**Goal**
Read the records and write them out again exactly.

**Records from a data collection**
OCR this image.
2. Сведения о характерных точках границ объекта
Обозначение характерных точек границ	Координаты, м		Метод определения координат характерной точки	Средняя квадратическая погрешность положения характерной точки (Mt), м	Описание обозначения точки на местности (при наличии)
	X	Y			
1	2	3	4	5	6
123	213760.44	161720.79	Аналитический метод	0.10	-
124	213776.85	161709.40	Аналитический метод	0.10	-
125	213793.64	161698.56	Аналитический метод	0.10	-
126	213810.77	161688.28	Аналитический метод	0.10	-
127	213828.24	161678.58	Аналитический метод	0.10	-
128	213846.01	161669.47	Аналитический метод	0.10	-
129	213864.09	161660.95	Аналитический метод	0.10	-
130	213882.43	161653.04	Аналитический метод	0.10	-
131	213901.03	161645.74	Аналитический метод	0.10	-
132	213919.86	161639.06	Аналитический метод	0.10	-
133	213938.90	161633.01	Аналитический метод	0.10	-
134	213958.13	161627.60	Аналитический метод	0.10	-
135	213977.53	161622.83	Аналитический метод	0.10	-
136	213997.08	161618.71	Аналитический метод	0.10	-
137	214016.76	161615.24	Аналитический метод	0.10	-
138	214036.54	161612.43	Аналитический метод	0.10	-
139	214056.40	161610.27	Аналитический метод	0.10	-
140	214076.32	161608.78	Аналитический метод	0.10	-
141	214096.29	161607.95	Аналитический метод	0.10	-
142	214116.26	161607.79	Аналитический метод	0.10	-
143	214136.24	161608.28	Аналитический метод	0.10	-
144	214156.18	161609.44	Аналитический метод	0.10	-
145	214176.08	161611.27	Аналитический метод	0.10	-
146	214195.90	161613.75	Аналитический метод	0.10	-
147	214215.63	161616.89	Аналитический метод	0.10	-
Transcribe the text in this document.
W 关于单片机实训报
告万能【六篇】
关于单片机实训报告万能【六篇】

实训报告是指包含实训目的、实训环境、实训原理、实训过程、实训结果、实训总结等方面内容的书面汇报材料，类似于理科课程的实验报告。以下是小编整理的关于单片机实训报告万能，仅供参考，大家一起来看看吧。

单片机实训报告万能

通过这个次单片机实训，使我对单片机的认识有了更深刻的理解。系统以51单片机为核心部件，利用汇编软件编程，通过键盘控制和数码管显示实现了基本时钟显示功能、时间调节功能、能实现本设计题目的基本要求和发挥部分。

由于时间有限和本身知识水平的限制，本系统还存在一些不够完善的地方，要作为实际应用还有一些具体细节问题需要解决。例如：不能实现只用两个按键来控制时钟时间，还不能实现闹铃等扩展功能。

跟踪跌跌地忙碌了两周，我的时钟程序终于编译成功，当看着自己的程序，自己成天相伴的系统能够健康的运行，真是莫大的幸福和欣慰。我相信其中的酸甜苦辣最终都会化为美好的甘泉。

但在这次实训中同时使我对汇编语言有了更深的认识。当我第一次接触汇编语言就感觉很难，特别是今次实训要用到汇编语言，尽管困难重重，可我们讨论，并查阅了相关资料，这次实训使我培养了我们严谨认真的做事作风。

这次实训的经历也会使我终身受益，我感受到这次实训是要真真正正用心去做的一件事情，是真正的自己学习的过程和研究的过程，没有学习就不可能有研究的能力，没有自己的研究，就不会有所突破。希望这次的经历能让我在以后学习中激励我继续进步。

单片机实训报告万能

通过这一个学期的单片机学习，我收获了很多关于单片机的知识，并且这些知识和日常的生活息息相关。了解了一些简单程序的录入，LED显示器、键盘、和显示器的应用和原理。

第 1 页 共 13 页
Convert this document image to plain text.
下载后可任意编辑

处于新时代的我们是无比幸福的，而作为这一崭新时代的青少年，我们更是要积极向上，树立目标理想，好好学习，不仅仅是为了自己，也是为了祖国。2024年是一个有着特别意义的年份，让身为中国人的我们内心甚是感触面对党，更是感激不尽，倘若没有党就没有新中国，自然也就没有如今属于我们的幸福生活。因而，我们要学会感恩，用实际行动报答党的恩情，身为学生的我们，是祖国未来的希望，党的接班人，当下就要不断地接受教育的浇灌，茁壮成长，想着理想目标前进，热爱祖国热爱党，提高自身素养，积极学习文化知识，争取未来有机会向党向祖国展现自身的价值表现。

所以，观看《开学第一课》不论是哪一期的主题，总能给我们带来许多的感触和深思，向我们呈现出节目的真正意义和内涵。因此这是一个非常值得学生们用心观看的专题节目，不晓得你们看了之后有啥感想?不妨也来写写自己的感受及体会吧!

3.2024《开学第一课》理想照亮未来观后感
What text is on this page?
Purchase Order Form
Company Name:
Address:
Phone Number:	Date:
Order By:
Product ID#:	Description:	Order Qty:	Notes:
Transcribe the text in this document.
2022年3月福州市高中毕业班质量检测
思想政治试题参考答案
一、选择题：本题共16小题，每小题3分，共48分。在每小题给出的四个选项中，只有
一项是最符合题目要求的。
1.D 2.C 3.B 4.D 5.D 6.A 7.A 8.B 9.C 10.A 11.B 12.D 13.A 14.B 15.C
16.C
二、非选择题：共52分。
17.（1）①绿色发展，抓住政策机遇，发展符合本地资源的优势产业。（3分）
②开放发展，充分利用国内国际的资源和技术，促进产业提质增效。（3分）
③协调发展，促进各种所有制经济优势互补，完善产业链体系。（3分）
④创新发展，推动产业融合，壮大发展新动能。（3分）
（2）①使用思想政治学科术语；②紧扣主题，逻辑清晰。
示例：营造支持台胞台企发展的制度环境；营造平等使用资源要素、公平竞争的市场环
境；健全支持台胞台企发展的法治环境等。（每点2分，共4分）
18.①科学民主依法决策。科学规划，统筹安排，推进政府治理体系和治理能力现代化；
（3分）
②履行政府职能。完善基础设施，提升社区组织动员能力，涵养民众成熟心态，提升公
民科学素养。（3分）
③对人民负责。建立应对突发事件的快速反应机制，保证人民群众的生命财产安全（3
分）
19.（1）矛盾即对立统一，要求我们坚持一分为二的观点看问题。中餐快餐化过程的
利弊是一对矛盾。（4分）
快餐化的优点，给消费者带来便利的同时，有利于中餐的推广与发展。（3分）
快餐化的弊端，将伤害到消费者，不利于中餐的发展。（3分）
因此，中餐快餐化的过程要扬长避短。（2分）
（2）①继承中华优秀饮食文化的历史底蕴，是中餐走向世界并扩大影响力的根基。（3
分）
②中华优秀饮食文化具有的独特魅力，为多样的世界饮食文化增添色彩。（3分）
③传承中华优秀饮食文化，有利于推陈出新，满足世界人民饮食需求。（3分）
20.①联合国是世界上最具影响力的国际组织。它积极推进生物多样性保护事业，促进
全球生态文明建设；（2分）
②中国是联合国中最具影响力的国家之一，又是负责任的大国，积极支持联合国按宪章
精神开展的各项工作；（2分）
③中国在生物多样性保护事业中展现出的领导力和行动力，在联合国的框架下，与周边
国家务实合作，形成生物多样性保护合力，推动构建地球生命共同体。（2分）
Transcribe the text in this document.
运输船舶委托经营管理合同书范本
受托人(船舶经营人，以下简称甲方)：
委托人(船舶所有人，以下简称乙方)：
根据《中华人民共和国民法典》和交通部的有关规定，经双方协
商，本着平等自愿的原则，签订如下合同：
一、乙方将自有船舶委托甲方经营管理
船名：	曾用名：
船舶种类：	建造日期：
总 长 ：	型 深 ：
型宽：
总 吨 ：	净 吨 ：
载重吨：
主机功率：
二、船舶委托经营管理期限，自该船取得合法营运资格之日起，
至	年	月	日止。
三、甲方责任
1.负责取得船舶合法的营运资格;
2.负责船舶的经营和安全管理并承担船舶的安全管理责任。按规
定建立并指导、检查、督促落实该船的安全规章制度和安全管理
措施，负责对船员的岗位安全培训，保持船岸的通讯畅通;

**Answer**
OCR this image.
2. Сведения о характерных точках границ объекта
Обозначение характерных точек границ	Координаты, м		Метод определения координат характерной точки	Средняя квадратическая погрешность положения характерной точки (Mt), м	Описание обозначения точки на местности (при наличии)
	X	Y			
1	2	3	4	5	6
123	213760.44	161720.79	Аналитический метод	0.10	-
124	213776.85	161709.40	Аналитический метод	0.10	-
125	213793.64	161698.56	Аналитический метод	0.10	-
126	213810.77	161688.28	Аналитический метод	0.10	-
127	213828.24	161678.58	Аналитический метод	0.10	-
128	213846.01	161669.47	Аналитический метод	0.10	-
129	213864.09	161660.95	Аналитический метод	0.10	-
130	213882.43	161653.04	Аналитический метод	0.10	-
131	213901.03	161645.74	Аналитический метод	0.10	-
132	213919.86	161639.06	Аналитический метод	0.10	-
133	213938.90	161633.01	Аналитический метод	0.10	-
134	213958.13	161627.60	Аналитический метод	0.10	-
135	213977.53	161622.83	Аналитический метод	0.10	-
136	213997.08	161618.71	Аналитический метод	0.10	-
137	214016.76	161615.24	Аналитический метод	0.10	-
138	214036.54	161612.43	Аналитический метод	0.10	-
139	214056.40	161610.27	Аналитический метод	0.10	-
140	214076.32	161608.78	Аналитический метод	0.10	-
141	214096.29	161607.95	Аналитический метод	0.10	-
142	214116.26	161607.79	Аналитический метод	0.10	-
143	214136.24	161608.28	Аналитический метод	0.10	-
144	214156.18	161609.44	Аналитический метод	0.10	-
145	214176.08	161611.27	Аналитический метод	0.10	-
146	214195.90	161613.75	Аналитический метод	0.10	-
147	214215.63	161616.89	Аналитический метод	0.10	-
Transcribe the text in this document.
W 关于单片机实训报
告万能【六篇】
关于单片机实训报告万能【六篇】

实训报告是指包含实训目的、实训环境、实训原理、实训过程、实训结果、实训总结等方面内容的书面汇报材料，类似于理科课程的实验报告。以下是小编整理的关于单片机实训报告万能，仅供参考，大家一起来看看吧。

单片机实训报告万能

通过这个次单片机实训，使我对单片机的认识有了更深刻的理解。系统以51单片机为核心部件，利用汇编软件编程，通过键盘控制和数码管显示实现了基本时钟显示功能、时间调节功能、能实现本设计题目的基本要求和发挥部分。

由于时间有限和本身知识水平的限制，本系统还存在一些不够完善的地方，要作为实际应用还有一些具体细节问题需要解决。例如：不能实现只用两个按键来控制时钟时间，还不能实现闹铃等扩展功能。

跟踪跌跌地忙碌了两周，我的时钟程序终于编译成功，当看着自己的程序，自己成天相伴的系统能够健康的运行，真是莫大的幸福和欣慰。我相信其中的酸甜苦辣最终都会化为美好的甘泉。

但在这次实训中同时使我对汇编语言有了更深的认识。当我第一次接触汇编语言就感觉很难，特别是今次实训要用到汇编语言，尽管困难重重，可我们讨论，并查阅了相关资料，这次实训使我培养了我们严谨认真的做事作风。

这次实训的经历也会使我终身受益，我感受到这次实训是要真真正正用心去做的一件事情，是真正的自己学习的过程和研究的过程，没有学习就不可能有研究的能力，没有自己的研究，就不会有所突破。希望这次的经历能让我在以后学习中激励我继续进步。

单片机实训报告万能

通过这一个学期的单片机学习，我收获了很多关于单片机的知识，并且这些知识和日常的生活息息相关。了解了一些简单程序的录入，LED显示器、键盘、和显示器的应用和原理。

第 1 页 共 13 页
Convert this document image to plain text.
下载后可任意编辑

处于新时代的我们是无比幸福的，而作为这一崭新时代的青少年，我们更是要积极向上，树立目标理想，好好学习，不仅仅是为了自己，也是为了祖国。2024年是一个有着特别意义的年份，让身为中国人的我们内心甚是感触面对党，更是感激不尽，倘若没有党就没有新中国，自然也就没有如今属于我们的幸福生活。因而，我们要学会感恩，用实际行动报答党的恩情，身为学生的我们，是祖国未来的希望，党的接班人，当下就要不断地接受教育的浇灌，茁壮成长，想着理想目标前进，热爱祖国热爱党，提高自身素养，积极学习文化知识，争取未来有机会向党向祖国展现自身的价值表现。

所以，观看《开学第一课》不论是哪一期的主题，总能给我们带来许多的感触和深思，向我们呈现出节目的真正意义和内涵。因此这是一个非常值得学生们用心观看的专题节目，不晓得你们看了之后有啥感想?不妨也来写写自己的感受及体会吧!

3.2024《开学第一课》理想照亮未来观后感
What text is on this page?
Purchase Order Form
Company Name:
Address:
Phone Number:	Date:
Order By:
Product ID#:	Description:	Order Qty:	Notes:
Transcribe the text in this document.
2022年3月福州市高中毕业班质量检测
思想政治试题参考答案
一、选择题：本题共16小题，每小题3分，共48分。在每小题给出的四个选项中，只有
一项是最符合题目要求的。
1.D 2.C 3.B 4.D 5.D 6.A 7.A 8.B 9.C 10.A 11.B 12.D 13.A 14.B 15.C
16.C
二、非选择题：共52分。
17.（1）①绿色发展，抓住政策机遇，发展符合本地资源的优势产业。（3分）
②开放发展，充分利用国内国际的资源和技术，促进产业提质增效。（3分）
③协调发展，促进各种所有制经济优势互补，完善产业链体系。（3分）
④创新发展，推动产业融合，壮大发展新动能。（3分）
（2）①使用思想政治学科术语；②紧扣主题，逻辑清晰。
示例：营造支持台胞台企发展的制度环境；营造平等使用资源要素、公平竞争的市场环
境；健全支持台胞台企发展的法治环境等。（每点2分，共4分）
18.①科学民主依法决策。科学规划，统筹安排，推进政府治理体系和治理能力现代化；
（3分）
②履行政府职能。完善基础设施，提升社区组织动员能力，涵养民众成熟心态，提升公
民科学素养。（3分）
③对人民负责。建立应对突发事件的快速反应机制，保证人民群众的生命财产安全（3
分）
19.（1）矛盾即对立统一，要求我们坚持一分为二的观点看问题。中餐快餐化过程的
利弊是一对矛盾。（4分）
快餐化的优点，给消费者带来便利的同时，有利于中餐的推广与发展。（3分）
快餐化的弊端，将伤害到消费者，不利于中餐的发展。（3分）
因此，中餐快餐化的过程要扬长避短。（2分）
（2）①继承中华优秀饮食文化的历史底蕴，是中餐走向世界并扩大影响力的根基。（3
分）
②中华优秀饮食文化具有的独特魅力，为多样的世界饮食文化增添色彩。（3分）
③传承中华优秀饮食文化，有利于推陈出新，满足世界人民饮食需求。（3分）
20.①联合国是世界上最具影响力的国际组织。它积极推进生物多样性保护事业，促进
全球生态文明建设；（2分）
②中国是联合国中最具影响力的国家之一，又是负责任的大国，积极支持联合国按宪章
精神开展的各项工作；（2分）
③中国在生物多样性保护事业中展现出的领导力和行动力，在联合国的框架下，与周边
国家务实合作，形成生物多样性保护合力，推动构建地球生命共同体。（2分）
Transcribe the text in this document.
运输船舶委托经营管理合同书范本
受托人(船舶经营人，以下简称甲方)：
委托人(船舶所有人，以下简称乙方)：
根据《中华人民共和国民法典》和交通部的有关规定，经双方协
商，本着平等自愿的原则，签订如下合同：
一、乙方将自有船舶委托甲方经营管理
船名：	曾用名：
船舶种类：	建造日期：
总 长 ：	型 深 ：
型宽：
总 吨 ：	净 吨 ：
载重吨：
主机功率：
二、船舶委托经营管理期限，自该船取得合法营运资格之日起，
至	年	月	日止。
三、甲方责任
1.负责取得船舶合法的营运资格;
2.负责船舶的经营和安全管理并承担船舶的安全管理责任。按规
定建立并指导、检查、督促落实该船的安全规章制度和安全管理
措施，负责对船员的岗位安全培训，保持船岸的通讯畅通;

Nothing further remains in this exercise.